• [Data to use]:
....
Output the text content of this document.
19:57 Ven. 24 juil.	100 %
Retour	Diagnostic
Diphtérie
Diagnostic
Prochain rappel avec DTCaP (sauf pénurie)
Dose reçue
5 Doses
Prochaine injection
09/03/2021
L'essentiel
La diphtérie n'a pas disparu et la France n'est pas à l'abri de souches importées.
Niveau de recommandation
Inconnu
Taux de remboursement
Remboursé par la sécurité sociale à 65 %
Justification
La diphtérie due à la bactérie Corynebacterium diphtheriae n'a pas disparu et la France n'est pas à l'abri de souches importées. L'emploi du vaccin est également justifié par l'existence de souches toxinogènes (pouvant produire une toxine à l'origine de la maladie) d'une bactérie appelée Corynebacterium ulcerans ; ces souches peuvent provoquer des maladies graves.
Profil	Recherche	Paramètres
....
• [Assignment]: Identify the lines above that contain the word "souches", then copy them.

• [Written solution]:
La diphtérie n'a pas disparu et la France n'est pas à l'abri de souches importées.
La diphtérie due à la bactérie Corynebacterium diphtheriae n'a pas disparu et la France n'est pas à l'abri de souches importées. L'emploi du vaccin est également justifié par l'existence de souches toxinogènes (pouvant produire une toxine à l'origine de la maladie) d'une bactérie appelée Corynebacterium ulcerans ; ces souches peuvent provoquer des maladies graves.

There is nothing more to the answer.